**TASK GOAL:**
Among the entries below, find each line with "disease" and show it.

(INPUT RECORDS Opens)

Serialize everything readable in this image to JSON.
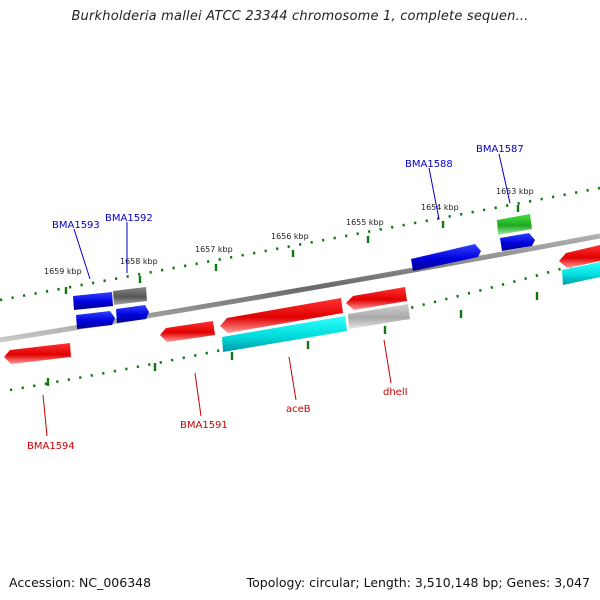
{
  "title": "Burkholderia mallei ATCC 23344 chromosome 1, complete sequen...",
  "footer": {
    "accession": "Accession: NC_006348",
    "summary": "Topology: circular; Length: 3,510,148 bp; Genes: 3,047"
  },
  "colors": {
    "forward_strand": "#0000ee",
    "reverse_strand": "#ee0000",
    "backbone": "#7a7a7a",
    "tick": "#117711",
    "rna": "#22bb22",
    "pseudo": "#666666",
    "cyan_feature": "#00e5ee",
    "gray_feature": "#aaaaaa"
  },
  "ticks": [
    {
      "label": "1659 kbp"
    },
    {
      "label": "1658 kbp"
    },
    {
      "label": "1657 kbp"
    },
    {
      "label": "1656 kbp"
    },
    {
      "label": "1655 kbp"
    },
    {
      "label": "1654 kbp"
    },
    {
      "label": "1653 kbp"
    }
  ],
  "genes": [
    {
      "name": "BMA1593",
      "strand": "forward"
    },
    {
      "name": "BMA1592",
      "strand": "forward"
    },
    {
      "name": "BMA1588",
      "strand": "forward"
    },
    {
      "name": "BMA1587",
      "strand": "forward"
    },
    {
      "name": "BMA1594",
      "strand": "reverse"
    },
    {
      "name": "BMA1591",
      "strand": "reverse"
    },
    {
      "name": "aceB",
      "strand": "reverse"
    },
    {
      "name": "dhelI",
      "strand": "reverse"
    }
  ]
}
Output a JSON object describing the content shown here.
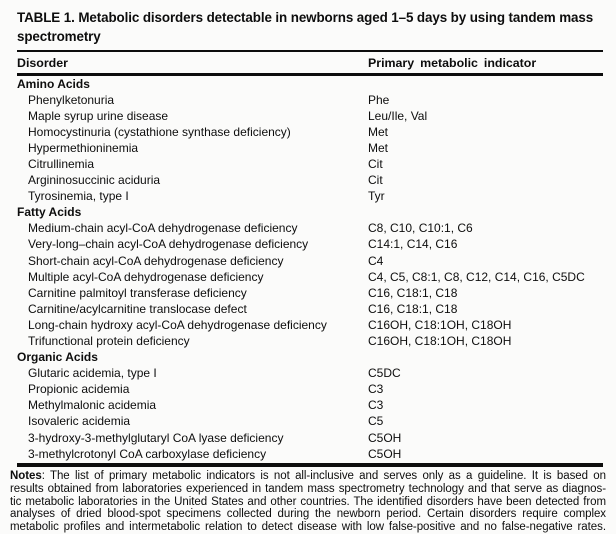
{
  "table": {
    "title": "TABLE 1. Metabolic disorders detectable in newborns aged 1–5 days by using tandem mass spectrometry",
    "columns": [
      "Disorder",
      "Primary metabolic indicator"
    ],
    "sections": [
      {
        "name": "Amino Acids",
        "rows": [
          {
            "disorder": "Phenylketonuria",
            "indicator": "Phe"
          },
          {
            "disorder": "Maple syrup urine disease",
            "indicator": "Leu/Ile, Val"
          },
          {
            "disorder": "Homocystinuria (cystathione synthase deficiency)",
            "indicator": "Met"
          },
          {
            "disorder": "Hypermethioninemia",
            "indicator": "Met"
          },
          {
            "disorder": "Citrullinemia",
            "indicator": "Cit"
          },
          {
            "disorder": "Argininosuccinic aciduria",
            "indicator": "Cit"
          },
          {
            "disorder": "Tyrosinemia, type I",
            "indicator": "Tyr"
          }
        ]
      },
      {
        "name": "Fatty Acids",
        "rows": [
          {
            "disorder": "Medium-chain acyl-CoA dehydrogenase deficiency",
            "indicator": "C8, C10, C10:1, C6"
          },
          {
            "disorder": "Very-long–chain acyl-CoA dehydrogenase deficiency",
            "indicator": "C14:1, C14, C16"
          },
          {
            "disorder": "Short-chain acyl-CoA dehydrogenase deficiency",
            "indicator": "C4"
          },
          {
            "disorder": "Multiple acyl-CoA dehydrogenase deficiency",
            "indicator": "C4, C5, C8:1, C8, C12, C14, C16, C5DC"
          },
          {
            "disorder": "Carnitine palmitoyl transferase deficiency",
            "indicator": "C16, C18:1, C18"
          },
          {
            "disorder": "Carnitine/acylcarnitine translocase defect",
            "indicator": "C16, C18:1, C18"
          },
          {
            "disorder": "Long-chain hydroxy acyl-CoA dehydrogenase deficiency",
            "indicator": "C16OH, C18:1OH, C18OH"
          },
          {
            "disorder": "Trifunctional protein deficiency",
            "indicator": "C16OH, C18:1OH, C18OH"
          }
        ]
      },
      {
        "name": "Organic Acids",
        "rows": [
          {
            "disorder": "Glutaric acidemia, type I",
            "indicator": "C5DC"
          },
          {
            "disorder": "Propionic acidemia",
            "indicator": "C3"
          },
          {
            "disorder": "Methylmalonic acidemia",
            "indicator": "C3"
          },
          {
            "disorder": "Isovaleric acidemia",
            "indicator": "C5"
          },
          {
            "disorder": "3-hydroxy-3-methylglutaryl CoA lyase deficiency",
            "indicator": "C5OH"
          },
          {
            "disorder": "3-methylcrotonyl CoA carboxylase deficiency",
            "indicator": "C5OH"
          }
        ]
      }
    ]
  },
  "notes": {
    "label": "Notes",
    "lines": [
      ": The list of primary metabolic indicators is not all-inclusive and serves only as a guideline. It is based on",
      "results obtained from laboratories experienced in tandem mass spectrometry technology and that serve as diagnos-",
      "tic metabolic laboratories in the United States and other countries. The identified disorders have been detected from",
      "analyses of dried blood-spot specimens collected during the newborn period. Certain disorders require complex",
      "metabolic profiles and intermetabolic relation to detect disease with low false-positive and no false-negative rates."
    ]
  },
  "colors": {
    "background": "#fbfbfa",
    "text": "#0d0d0d",
    "rule": "#0d0d0d"
  }
}
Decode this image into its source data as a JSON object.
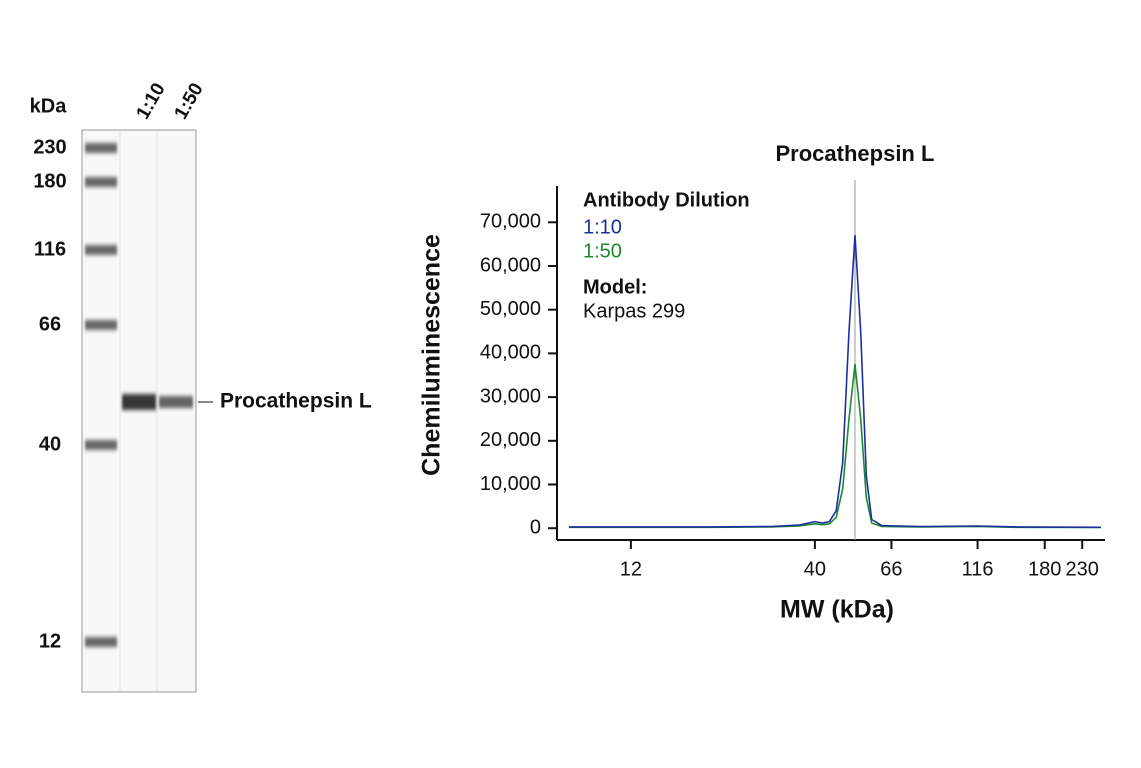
{
  "blot": {
    "unit": "kDa",
    "markers": [
      230,
      180,
      116,
      66,
      40,
      12
    ],
    "lanes": [
      "1:10",
      "1:50"
    ],
    "band_label": "Procathepsin L"
  },
  "chart_data": {
    "type": "line",
    "title": "Procathepsin L",
    "title_x": 52,
    "xlabel": "MW (kDa)",
    "ylabel": "Chemiluminescence",
    "legend_title": "Antibody Dilution",
    "model_label": "Model:",
    "model": "Karpas 299",
    "x": [
      8,
      20,
      30,
      36,
      40,
      42,
      44,
      46,
      48,
      50,
      52,
      54,
      56,
      58,
      62,
      80,
      116,
      150,
      260
    ],
    "series": [
      {
        "name": "1:10",
        "color": "#1c2fa0",
        "values": [
          300,
          300,
          400,
          700,
          1500,
          1200,
          1500,
          4000,
          15000,
          45000,
          67000,
          45000,
          12000,
          2000,
          600,
          400,
          500,
          300,
          200
        ]
      },
      {
        "name": "1:50",
        "color": "#1a8a2e",
        "values": [
          200,
          200,
          300,
          500,
          1000,
          800,
          1000,
          2500,
          9000,
          25000,
          37500,
          25000,
          7000,
          1200,
          400,
          300,
          400,
          200,
          150
        ]
      }
    ],
    "xscale": "log",
    "xlim": [
      7.4,
      267
    ],
    "xticks": [
      12,
      40,
      66,
      116,
      180,
      230
    ],
    "ylim": [
      -2700,
      78300
    ],
    "yticks": [
      {
        "value": 0,
        "label": "0"
      },
      {
        "value": 10000,
        "label": "10,000"
      },
      {
        "value": 20000,
        "label": "20,000"
      },
      {
        "value": 30000,
        "label": "30,000"
      },
      {
        "value": 40000,
        "label": "40,000"
      },
      {
        "value": 50000,
        "label": "50,000"
      },
      {
        "value": 60000,
        "label": "60,000"
      },
      {
        "value": 70000,
        "label": "70,000"
      }
    ]
  }
}
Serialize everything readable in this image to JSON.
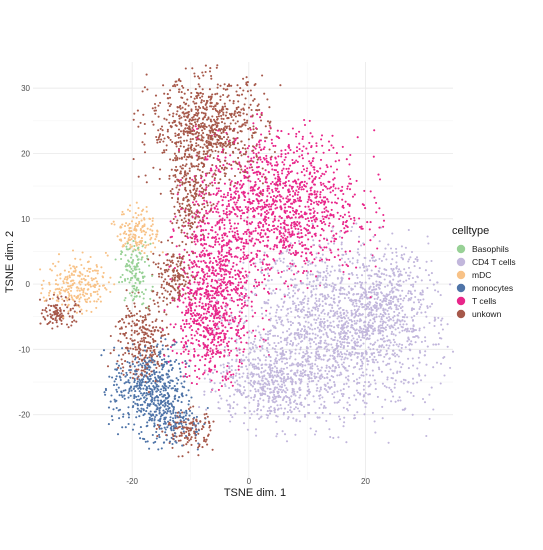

(INPUT RECORDS Closes)

**RESULT BELOW:**
            "disorder": "Maple syrup urine disease",
      "metabolic profiles and intermetabolic relation to detect disease with low false-positive and no false-negative rates."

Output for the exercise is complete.